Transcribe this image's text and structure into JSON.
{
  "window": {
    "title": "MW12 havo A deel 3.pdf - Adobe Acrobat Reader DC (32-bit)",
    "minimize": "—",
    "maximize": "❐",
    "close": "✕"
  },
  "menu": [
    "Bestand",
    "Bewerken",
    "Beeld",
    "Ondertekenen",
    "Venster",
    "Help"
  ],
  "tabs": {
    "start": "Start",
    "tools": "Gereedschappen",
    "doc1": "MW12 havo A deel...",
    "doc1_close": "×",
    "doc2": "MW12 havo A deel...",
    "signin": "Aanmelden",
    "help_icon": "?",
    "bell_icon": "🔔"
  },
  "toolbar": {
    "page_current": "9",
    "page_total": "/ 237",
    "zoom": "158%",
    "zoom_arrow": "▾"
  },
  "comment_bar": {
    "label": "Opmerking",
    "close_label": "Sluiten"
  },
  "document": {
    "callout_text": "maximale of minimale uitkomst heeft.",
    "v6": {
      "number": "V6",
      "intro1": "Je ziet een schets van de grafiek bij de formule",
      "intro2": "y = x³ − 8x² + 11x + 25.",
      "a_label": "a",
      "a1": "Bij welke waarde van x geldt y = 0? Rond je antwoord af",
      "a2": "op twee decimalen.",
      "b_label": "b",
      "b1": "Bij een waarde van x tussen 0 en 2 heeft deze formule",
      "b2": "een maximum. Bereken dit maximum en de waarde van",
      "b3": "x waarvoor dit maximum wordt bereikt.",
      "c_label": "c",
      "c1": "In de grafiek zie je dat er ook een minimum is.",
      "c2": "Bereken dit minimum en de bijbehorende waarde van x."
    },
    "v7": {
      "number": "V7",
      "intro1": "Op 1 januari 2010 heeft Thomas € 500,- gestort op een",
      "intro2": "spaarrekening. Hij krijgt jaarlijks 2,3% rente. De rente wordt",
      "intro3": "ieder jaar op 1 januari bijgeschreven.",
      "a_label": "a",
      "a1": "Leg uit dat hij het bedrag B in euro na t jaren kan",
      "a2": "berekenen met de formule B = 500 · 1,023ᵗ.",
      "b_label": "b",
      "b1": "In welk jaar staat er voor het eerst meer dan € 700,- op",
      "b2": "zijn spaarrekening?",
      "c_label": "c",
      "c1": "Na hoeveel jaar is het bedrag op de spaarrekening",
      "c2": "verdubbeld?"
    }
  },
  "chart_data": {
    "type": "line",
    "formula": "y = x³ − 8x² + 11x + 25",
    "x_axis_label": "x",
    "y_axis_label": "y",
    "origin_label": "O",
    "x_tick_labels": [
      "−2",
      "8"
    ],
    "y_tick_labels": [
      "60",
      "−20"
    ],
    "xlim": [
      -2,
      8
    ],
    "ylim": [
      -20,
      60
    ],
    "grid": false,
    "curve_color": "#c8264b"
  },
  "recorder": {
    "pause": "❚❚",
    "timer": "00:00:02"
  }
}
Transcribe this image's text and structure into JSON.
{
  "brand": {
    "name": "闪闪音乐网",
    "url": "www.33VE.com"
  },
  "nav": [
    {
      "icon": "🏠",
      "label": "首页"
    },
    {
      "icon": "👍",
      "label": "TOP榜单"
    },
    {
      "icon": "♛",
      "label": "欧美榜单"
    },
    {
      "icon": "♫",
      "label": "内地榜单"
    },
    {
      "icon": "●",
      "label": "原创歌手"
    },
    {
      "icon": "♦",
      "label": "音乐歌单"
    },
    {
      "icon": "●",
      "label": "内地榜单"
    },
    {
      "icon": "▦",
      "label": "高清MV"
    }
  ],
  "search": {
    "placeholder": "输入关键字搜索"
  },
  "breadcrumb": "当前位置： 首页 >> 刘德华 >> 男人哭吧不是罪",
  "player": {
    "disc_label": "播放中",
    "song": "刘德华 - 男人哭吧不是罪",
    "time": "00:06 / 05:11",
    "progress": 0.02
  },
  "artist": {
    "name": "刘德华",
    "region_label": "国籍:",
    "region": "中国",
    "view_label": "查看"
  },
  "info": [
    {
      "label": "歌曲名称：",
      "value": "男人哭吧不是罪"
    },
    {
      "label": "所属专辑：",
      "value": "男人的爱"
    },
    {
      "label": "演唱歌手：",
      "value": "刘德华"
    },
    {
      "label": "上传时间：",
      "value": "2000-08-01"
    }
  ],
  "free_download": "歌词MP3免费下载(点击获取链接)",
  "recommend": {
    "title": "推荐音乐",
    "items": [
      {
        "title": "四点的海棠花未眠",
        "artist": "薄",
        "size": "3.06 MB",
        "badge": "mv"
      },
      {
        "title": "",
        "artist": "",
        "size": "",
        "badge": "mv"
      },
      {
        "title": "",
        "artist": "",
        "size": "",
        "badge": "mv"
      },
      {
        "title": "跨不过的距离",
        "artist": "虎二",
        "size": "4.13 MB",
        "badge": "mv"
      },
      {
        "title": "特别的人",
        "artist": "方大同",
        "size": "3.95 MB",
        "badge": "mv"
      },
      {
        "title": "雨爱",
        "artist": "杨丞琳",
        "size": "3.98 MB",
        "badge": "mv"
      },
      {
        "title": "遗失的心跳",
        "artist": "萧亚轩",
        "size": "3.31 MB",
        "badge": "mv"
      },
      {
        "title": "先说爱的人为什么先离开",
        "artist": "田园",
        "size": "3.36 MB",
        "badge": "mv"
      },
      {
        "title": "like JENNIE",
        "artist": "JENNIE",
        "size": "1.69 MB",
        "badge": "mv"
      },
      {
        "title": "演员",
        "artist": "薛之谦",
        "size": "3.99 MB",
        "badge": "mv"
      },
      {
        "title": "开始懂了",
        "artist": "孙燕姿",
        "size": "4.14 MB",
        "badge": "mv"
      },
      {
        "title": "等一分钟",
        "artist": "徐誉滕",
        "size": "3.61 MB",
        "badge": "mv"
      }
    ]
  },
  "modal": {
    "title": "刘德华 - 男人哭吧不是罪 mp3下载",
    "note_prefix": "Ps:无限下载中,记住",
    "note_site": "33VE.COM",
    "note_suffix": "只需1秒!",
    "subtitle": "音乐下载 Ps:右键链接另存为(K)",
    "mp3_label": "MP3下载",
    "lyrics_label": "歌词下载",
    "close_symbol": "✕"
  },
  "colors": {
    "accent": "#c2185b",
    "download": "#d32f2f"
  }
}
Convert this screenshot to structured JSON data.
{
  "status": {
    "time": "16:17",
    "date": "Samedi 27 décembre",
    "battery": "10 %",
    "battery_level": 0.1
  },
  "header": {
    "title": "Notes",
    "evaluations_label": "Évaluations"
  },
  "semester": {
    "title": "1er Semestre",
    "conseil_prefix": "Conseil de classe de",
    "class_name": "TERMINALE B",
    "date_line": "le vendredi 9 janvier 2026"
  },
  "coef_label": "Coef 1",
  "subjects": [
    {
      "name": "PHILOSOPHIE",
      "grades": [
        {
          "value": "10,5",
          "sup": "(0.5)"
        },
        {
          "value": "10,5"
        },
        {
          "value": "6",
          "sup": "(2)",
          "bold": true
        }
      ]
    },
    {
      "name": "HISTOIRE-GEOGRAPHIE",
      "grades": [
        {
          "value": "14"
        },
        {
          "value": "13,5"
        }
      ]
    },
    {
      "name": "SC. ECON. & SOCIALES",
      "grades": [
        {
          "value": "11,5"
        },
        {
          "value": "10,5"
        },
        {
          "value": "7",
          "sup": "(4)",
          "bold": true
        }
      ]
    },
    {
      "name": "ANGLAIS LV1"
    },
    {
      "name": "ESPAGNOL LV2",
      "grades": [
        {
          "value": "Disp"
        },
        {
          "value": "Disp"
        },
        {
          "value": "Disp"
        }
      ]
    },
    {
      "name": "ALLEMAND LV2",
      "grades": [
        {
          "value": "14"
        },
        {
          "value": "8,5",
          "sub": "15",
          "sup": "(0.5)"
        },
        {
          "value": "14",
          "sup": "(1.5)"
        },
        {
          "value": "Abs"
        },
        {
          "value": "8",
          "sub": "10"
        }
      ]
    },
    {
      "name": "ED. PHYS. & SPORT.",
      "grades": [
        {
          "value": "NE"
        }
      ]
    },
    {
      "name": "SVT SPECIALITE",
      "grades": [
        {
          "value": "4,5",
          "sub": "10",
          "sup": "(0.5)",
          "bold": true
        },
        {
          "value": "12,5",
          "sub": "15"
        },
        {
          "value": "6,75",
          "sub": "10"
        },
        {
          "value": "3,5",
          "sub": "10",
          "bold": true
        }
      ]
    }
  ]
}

● **Task objective**:
Only the number is wanted: how many lines above include the word "minimum"?

● **Result of the task**:
2